──────── EXTRACTED INFORMATION ────────
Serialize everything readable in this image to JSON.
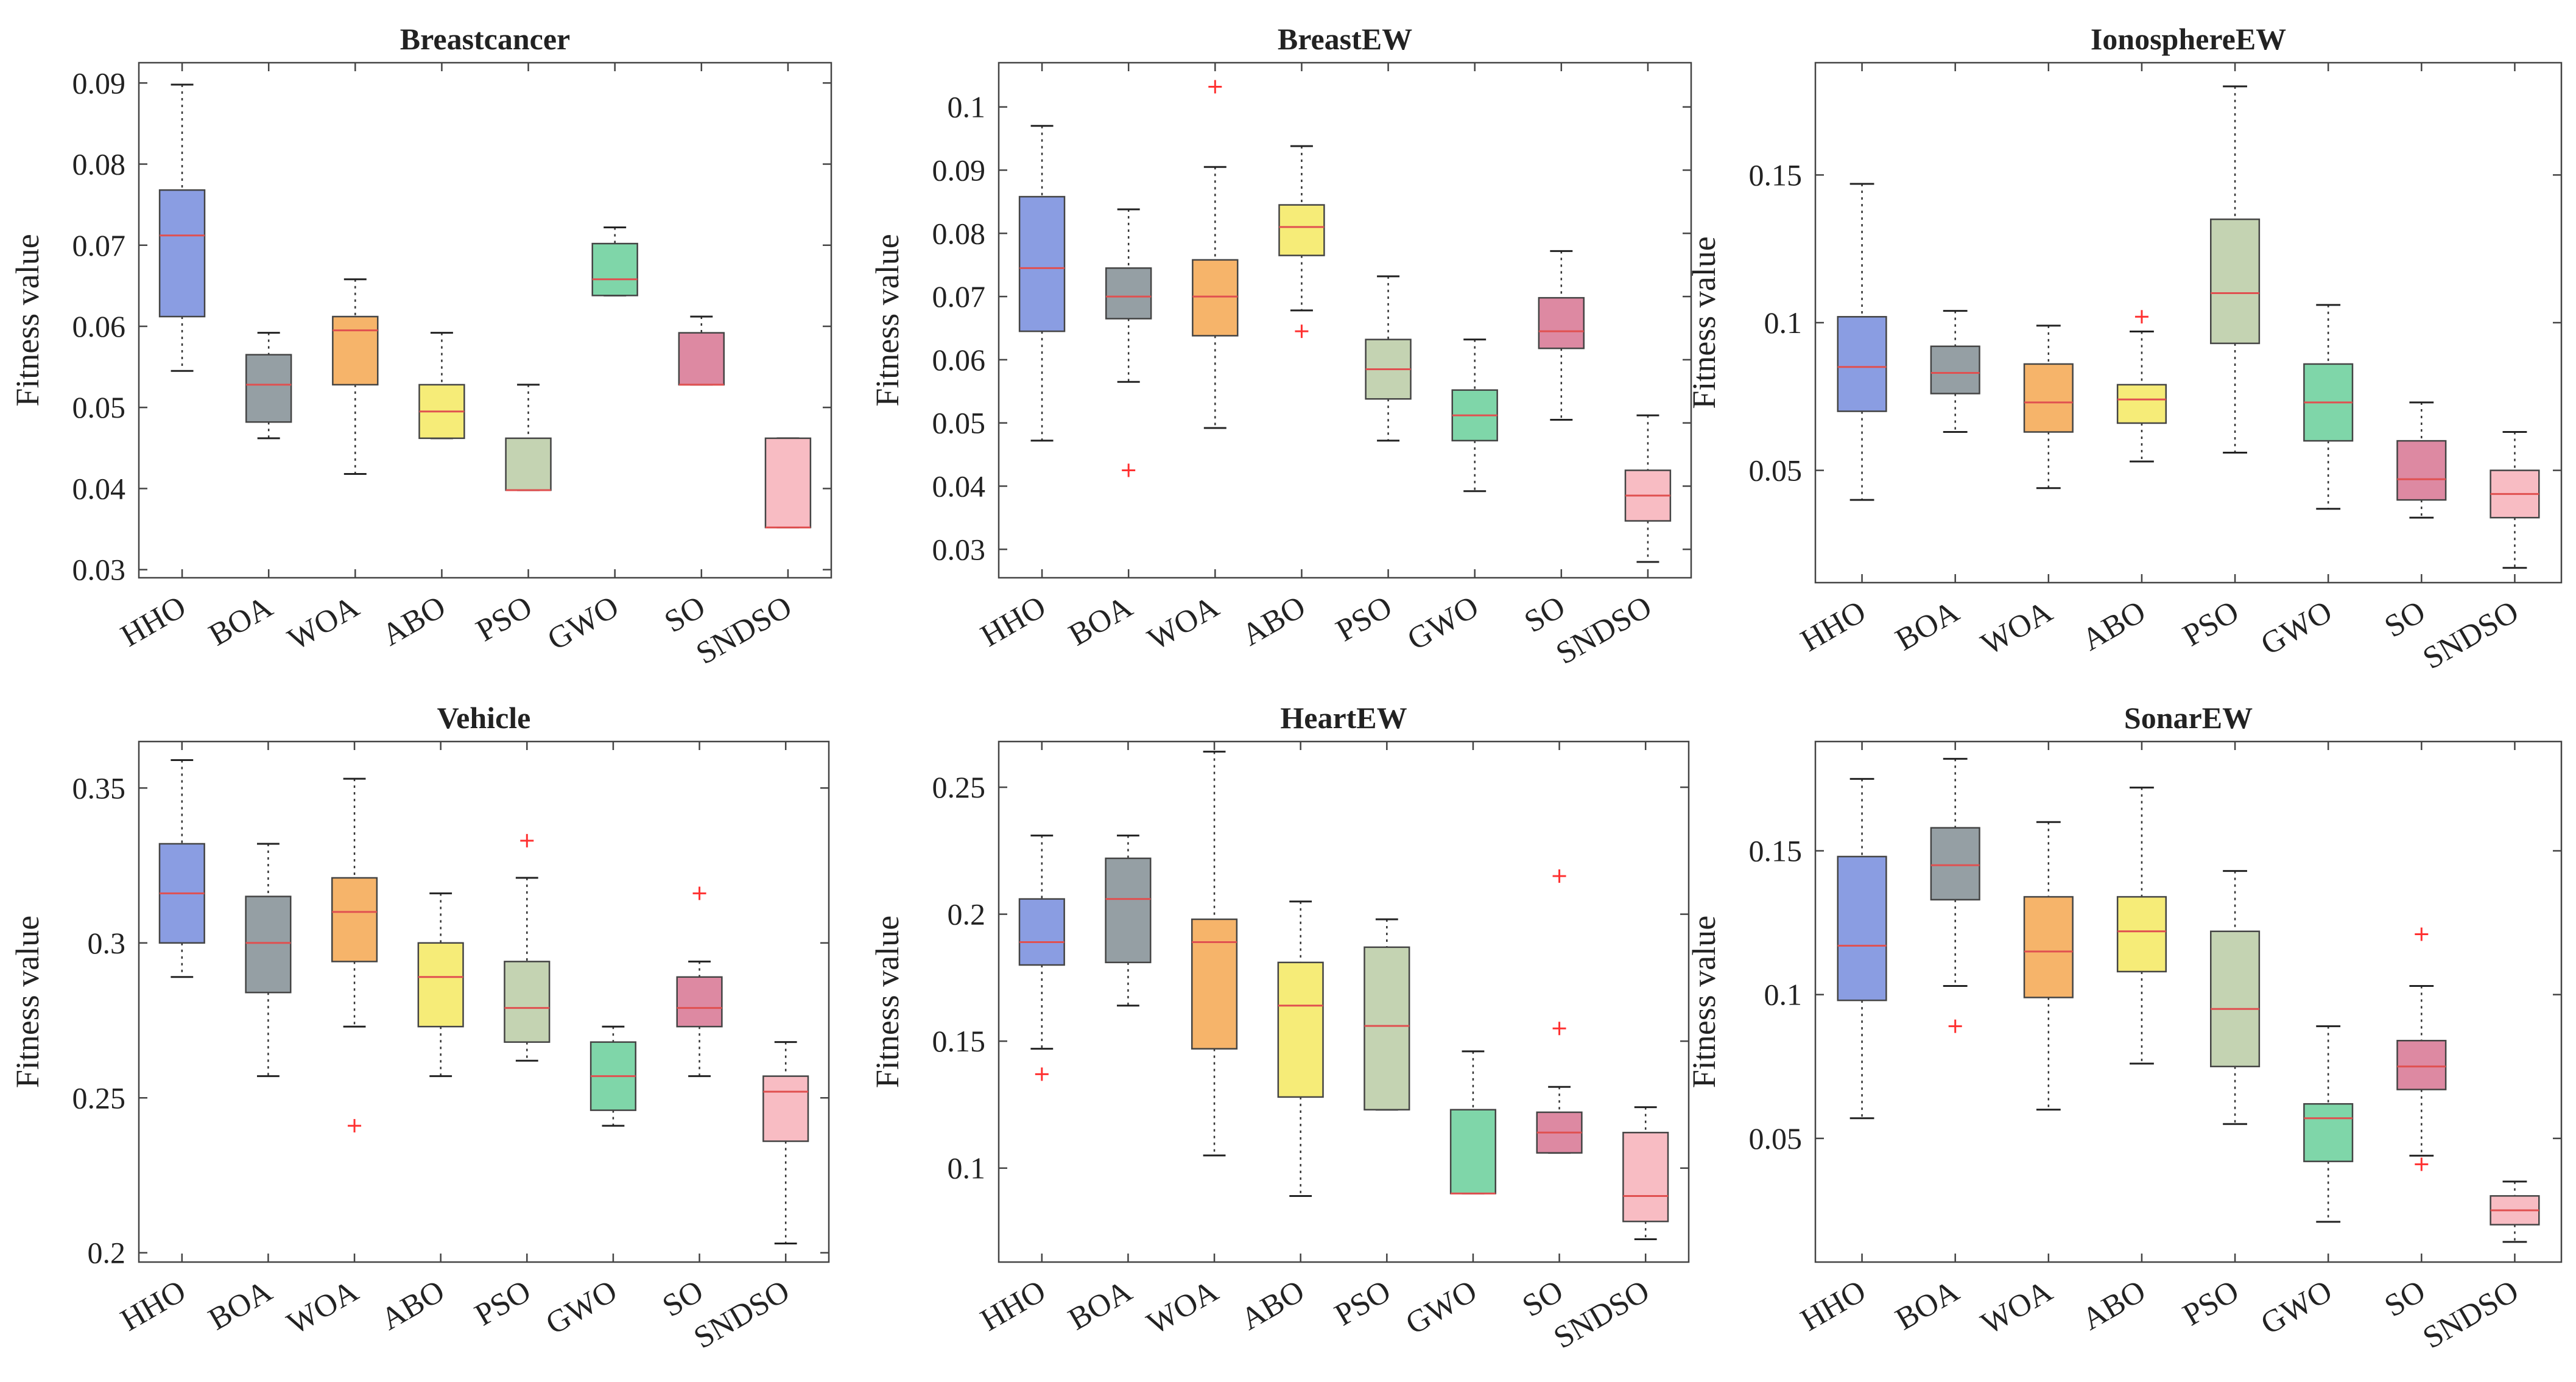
{
  "figure": {
    "layout": "2 rows x 3 columns",
    "median_color": "#e05050",
    "outlier_color": "#ff3030"
  },
  "chart_data": [
    {
      "type": "box",
      "title": "Breastcancer",
      "ylabel": "Fitness value",
      "ylim": [
        0.029,
        0.0925
      ],
      "yticks": [
        0.03,
        0.04,
        0.05,
        0.06,
        0.07,
        0.08,
        0.09
      ],
      "ytick_labels": [
        "0.03",
        "0.04",
        "0.05",
        "0.06",
        "0.07",
        "0.08",
        "0.09"
      ],
      "categories": [
        "HHO",
        "BOA",
        "WOA",
        "ABO",
        "PSO",
        "GWO",
        "SO",
        "SNDSO"
      ],
      "colors": [
        "#8a9de2",
        "#959fa4",
        "#f6b46a",
        "#f6ec78",
        "#c4d3b2",
        "#7fd6a9",
        "#dd89a2",
        "#f8bcc3"
      ],
      "boxes": [
        {
          "whisker_low": 0.0545,
          "q1": 0.0612,
          "median": 0.0712,
          "q3": 0.0768,
          "whisker_high": 0.0898,
          "outliers": []
        },
        {
          "whisker_low": 0.0462,
          "q1": 0.0482,
          "median": 0.0528,
          "q3": 0.0565,
          "whisker_high": 0.0592,
          "outliers": []
        },
        {
          "whisker_low": 0.0418,
          "q1": 0.0528,
          "median": 0.0595,
          "q3": 0.0612,
          "whisker_high": 0.0658,
          "outliers": []
        },
        {
          "whisker_low": 0.0462,
          "q1": 0.0462,
          "median": 0.0495,
          "q3": 0.0528,
          "whisker_high": 0.0592,
          "outliers": []
        },
        {
          "whisker_low": 0.0398,
          "q1": 0.0398,
          "median": 0.0398,
          "q3": 0.0462,
          "whisker_high": 0.0528,
          "outliers": []
        },
        {
          "whisker_low": 0.0638,
          "q1": 0.0638,
          "median": 0.0658,
          "q3": 0.0702,
          "whisker_high": 0.0722,
          "outliers": []
        },
        {
          "whisker_low": 0.0528,
          "q1": 0.0528,
          "median": 0.0528,
          "q3": 0.0592,
          "whisker_high": 0.0612,
          "outliers": []
        },
        {
          "whisker_low": 0.0352,
          "q1": 0.0352,
          "median": 0.0352,
          "q3": 0.0462,
          "whisker_high": 0.0462,
          "outliers": []
        }
      ]
    },
    {
      "type": "box",
      "title": "BreastEW",
      "ylabel": "Fitness value",
      "ylim": [
        0.0255,
        0.107
      ],
      "yticks": [
        0.03,
        0.04,
        0.05,
        0.06,
        0.07,
        0.08,
        0.09,
        0.1
      ],
      "ytick_labels": [
        "0.03",
        "0.04",
        "0.05",
        "0.06",
        "0.07",
        "0.08",
        "0.09",
        "0.1"
      ],
      "categories": [
        "HHO",
        "BOA",
        "WOA",
        "ABO",
        "PSO",
        "GWO",
        "SO",
        "SNDSO"
      ],
      "colors": [
        "#8a9de2",
        "#959fa4",
        "#f6b46a",
        "#f6ec78",
        "#c4d3b2",
        "#7fd6a9",
        "#dd89a2",
        "#f8bcc3"
      ],
      "boxes": [
        {
          "whisker_low": 0.0472,
          "q1": 0.0645,
          "median": 0.0745,
          "q3": 0.0858,
          "whisker_high": 0.097,
          "outliers": []
        },
        {
          "whisker_low": 0.0565,
          "q1": 0.0665,
          "median": 0.07,
          "q3": 0.0745,
          "whisker_high": 0.0838,
          "outliers": [
            0.0425
          ]
        },
        {
          "whisker_low": 0.0492,
          "q1": 0.0638,
          "median": 0.07,
          "q3": 0.0758,
          "whisker_high": 0.0905,
          "outliers": [
            0.1032
          ]
        },
        {
          "whisker_low": 0.0678,
          "q1": 0.0765,
          "median": 0.081,
          "q3": 0.0845,
          "whisker_high": 0.0938,
          "outliers": [
            0.0645
          ]
        },
        {
          "whisker_low": 0.0472,
          "q1": 0.0538,
          "median": 0.0585,
          "q3": 0.0632,
          "whisker_high": 0.0732,
          "outliers": []
        },
        {
          "whisker_low": 0.0392,
          "q1": 0.0472,
          "median": 0.0512,
          "q3": 0.0552,
          "whisker_high": 0.0632,
          "outliers": []
        },
        {
          "whisker_low": 0.0505,
          "q1": 0.0618,
          "median": 0.0645,
          "q3": 0.0698,
          "whisker_high": 0.0772,
          "outliers": []
        },
        {
          "whisker_low": 0.028,
          "q1": 0.0345,
          "median": 0.0385,
          "q3": 0.0425,
          "whisker_high": 0.0512,
          "outliers": []
        }
      ]
    },
    {
      "type": "box",
      "title": "IonosphereEW",
      "ylabel": "Fitness value",
      "ylim": [
        0.012,
        0.188
      ],
      "yticks": [
        0.05,
        0.1,
        0.15
      ],
      "ytick_labels": [
        "0.05",
        "0.1",
        "0.15"
      ],
      "categories": [
        "HHO",
        "BOA",
        "WOA",
        "ABO",
        "PSO",
        "GWO",
        "SO",
        "SNDSO"
      ],
      "colors": [
        "#8a9de2",
        "#959fa4",
        "#f6b46a",
        "#f6ec78",
        "#c4d3b2",
        "#7fd6a9",
        "#dd89a2",
        "#f8bcc3"
      ],
      "boxes": [
        {
          "whisker_low": 0.04,
          "q1": 0.07,
          "median": 0.085,
          "q3": 0.102,
          "whisker_high": 0.147,
          "outliers": []
        },
        {
          "whisker_low": 0.063,
          "q1": 0.076,
          "median": 0.083,
          "q3": 0.092,
          "whisker_high": 0.104,
          "outliers": []
        },
        {
          "whisker_low": 0.044,
          "q1": 0.063,
          "median": 0.073,
          "q3": 0.086,
          "whisker_high": 0.099,
          "outliers": []
        },
        {
          "whisker_low": 0.053,
          "q1": 0.066,
          "median": 0.074,
          "q3": 0.079,
          "whisker_high": 0.097,
          "outliers": [
            0.102
          ]
        },
        {
          "whisker_low": 0.056,
          "q1": 0.093,
          "median": 0.11,
          "q3": 0.135,
          "whisker_high": 0.18,
          "outliers": []
        },
        {
          "whisker_low": 0.037,
          "q1": 0.06,
          "median": 0.073,
          "q3": 0.086,
          "whisker_high": 0.106,
          "outliers": []
        },
        {
          "whisker_low": 0.034,
          "q1": 0.04,
          "median": 0.047,
          "q3": 0.06,
          "whisker_high": 0.073,
          "outliers": []
        },
        {
          "whisker_low": 0.017,
          "q1": 0.034,
          "median": 0.042,
          "q3": 0.05,
          "whisker_high": 0.063,
          "outliers": []
        }
      ]
    },
    {
      "type": "box",
      "title": "Vehicle",
      "ylabel": "Fitness value",
      "ylim": [
        0.197,
        0.365
      ],
      "yticks": [
        0.2,
        0.25,
        0.3,
        0.35
      ],
      "ytick_labels": [
        "0.2",
        "0.25",
        "0.3",
        "0.35"
      ],
      "categories": [
        "HHO",
        "BOA",
        "WOA",
        "ABO",
        "PSO",
        "GWO",
        "SO",
        "SNDSO"
      ],
      "colors": [
        "#8a9de2",
        "#959fa4",
        "#f6b46a",
        "#f6ec78",
        "#c4d3b2",
        "#7fd6a9",
        "#dd89a2",
        "#f8bcc3"
      ],
      "boxes": [
        {
          "whisker_low": 0.289,
          "q1": 0.3,
          "median": 0.316,
          "q3": 0.332,
          "whisker_high": 0.359,
          "outliers": []
        },
        {
          "whisker_low": 0.257,
          "q1": 0.284,
          "median": 0.3,
          "q3": 0.315,
          "whisker_high": 0.332,
          "outliers": []
        },
        {
          "whisker_low": 0.273,
          "q1": 0.294,
          "median": 0.31,
          "q3": 0.321,
          "whisker_high": 0.353,
          "outliers": [
            0.241
          ]
        },
        {
          "whisker_low": 0.257,
          "q1": 0.273,
          "median": 0.289,
          "q3": 0.3,
          "whisker_high": 0.316,
          "outliers": []
        },
        {
          "whisker_low": 0.262,
          "q1": 0.268,
          "median": 0.279,
          "q3": 0.294,
          "whisker_high": 0.321,
          "outliers": [
            0.333
          ]
        },
        {
          "whisker_low": 0.241,
          "q1": 0.246,
          "median": 0.257,
          "q3": 0.268,
          "whisker_high": 0.273,
          "outliers": []
        },
        {
          "whisker_low": 0.257,
          "q1": 0.273,
          "median": 0.279,
          "q3": 0.289,
          "whisker_high": 0.294,
          "outliers": [
            0.316
          ]
        },
        {
          "whisker_low": 0.203,
          "q1": 0.236,
          "median": 0.252,
          "q3": 0.257,
          "whisker_high": 0.268,
          "outliers": []
        }
      ]
    },
    {
      "type": "box",
      "title": "HeartEW",
      "ylabel": "Fitness value",
      "ylim": [
        0.063,
        0.268
      ],
      "yticks": [
        0.1,
        0.15,
        0.2,
        0.25
      ],
      "ytick_labels": [
        "0.1",
        "0.15",
        "0.2",
        "0.25"
      ],
      "categories": [
        "HHO",
        "BOA",
        "WOA",
        "ABO",
        "PSO",
        "GWO",
        "SO",
        "SNDSO"
      ],
      "colors": [
        "#8a9de2",
        "#959fa4",
        "#f6b46a",
        "#f6ec78",
        "#c4d3b2",
        "#7fd6a9",
        "#dd89a2",
        "#f8bcc3"
      ],
      "boxes": [
        {
          "whisker_low": 0.147,
          "q1": 0.18,
          "median": 0.189,
          "q3": 0.206,
          "whisker_high": 0.231,
          "outliers": [
            0.137
          ]
        },
        {
          "whisker_low": 0.164,
          "q1": 0.181,
          "median": 0.206,
          "q3": 0.222,
          "whisker_high": 0.231,
          "outliers": []
        },
        {
          "whisker_low": 0.105,
          "q1": 0.147,
          "median": 0.189,
          "q3": 0.198,
          "whisker_high": 0.264,
          "outliers": []
        },
        {
          "whisker_low": 0.089,
          "q1": 0.128,
          "median": 0.164,
          "q3": 0.181,
          "whisker_high": 0.205,
          "outliers": []
        },
        {
          "whisker_low": 0.123,
          "q1": 0.123,
          "median": 0.156,
          "q3": 0.187,
          "whisker_high": 0.198,
          "outliers": []
        },
        {
          "whisker_low": 0.09,
          "q1": 0.09,
          "median": 0.09,
          "q3": 0.123,
          "whisker_high": 0.146,
          "outliers": []
        },
        {
          "whisker_low": 0.106,
          "q1": 0.106,
          "median": 0.114,
          "q3": 0.122,
          "whisker_high": 0.132,
          "outliers": [
            0.155,
            0.215
          ]
        },
        {
          "whisker_low": 0.072,
          "q1": 0.079,
          "median": 0.089,
          "q3": 0.114,
          "whisker_high": 0.124,
          "outliers": []
        }
      ]
    },
    {
      "type": "box",
      "title": "SonarEW",
      "ylabel": "Fitness value",
      "ylim": [
        0.007,
        0.188
      ],
      "yticks": [
        0.05,
        0.1,
        0.15
      ],
      "ytick_labels": [
        "0.05",
        "0.1",
        "0.15"
      ],
      "categories": [
        "HHO",
        "BOA",
        "WOA",
        "ABO",
        "PSO",
        "GWO",
        "SO",
        "SNDSO"
      ],
      "colors": [
        "#8a9de2",
        "#959fa4",
        "#f6b46a",
        "#f6ec78",
        "#c4d3b2",
        "#7fd6a9",
        "#dd89a2",
        "#f8bcc3"
      ],
      "boxes": [
        {
          "whisker_low": 0.057,
          "q1": 0.098,
          "median": 0.117,
          "q3": 0.148,
          "whisker_high": 0.175,
          "outliers": []
        },
        {
          "whisker_low": 0.103,
          "q1": 0.133,
          "median": 0.145,
          "q3": 0.158,
          "whisker_high": 0.182,
          "outliers": [
            0.089
          ]
        },
        {
          "whisker_low": 0.06,
          "q1": 0.099,
          "median": 0.115,
          "q3": 0.134,
          "whisker_high": 0.16,
          "outliers": []
        },
        {
          "whisker_low": 0.076,
          "q1": 0.108,
          "median": 0.122,
          "q3": 0.134,
          "whisker_high": 0.172,
          "outliers": []
        },
        {
          "whisker_low": 0.055,
          "q1": 0.075,
          "median": 0.095,
          "q3": 0.122,
          "whisker_high": 0.143,
          "outliers": []
        },
        {
          "whisker_low": 0.021,
          "q1": 0.042,
          "median": 0.057,
          "q3": 0.062,
          "whisker_high": 0.089,
          "outliers": []
        },
        {
          "whisker_low": 0.044,
          "q1": 0.067,
          "median": 0.075,
          "q3": 0.084,
          "whisker_high": 0.103,
          "outliers": [
            0.041,
            0.121
          ]
        },
        {
          "whisker_low": 0.014,
          "q1": 0.02,
          "median": 0.025,
          "q3": 0.03,
          "whisker_high": 0.035,
          "outliers": []
        }
      ]
    }
  ]
}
────────
WHAT YOU WILL DO:
Count each line of the entries that holds the word "title", then state the total and nothing more.

FULL SOLUTION:
6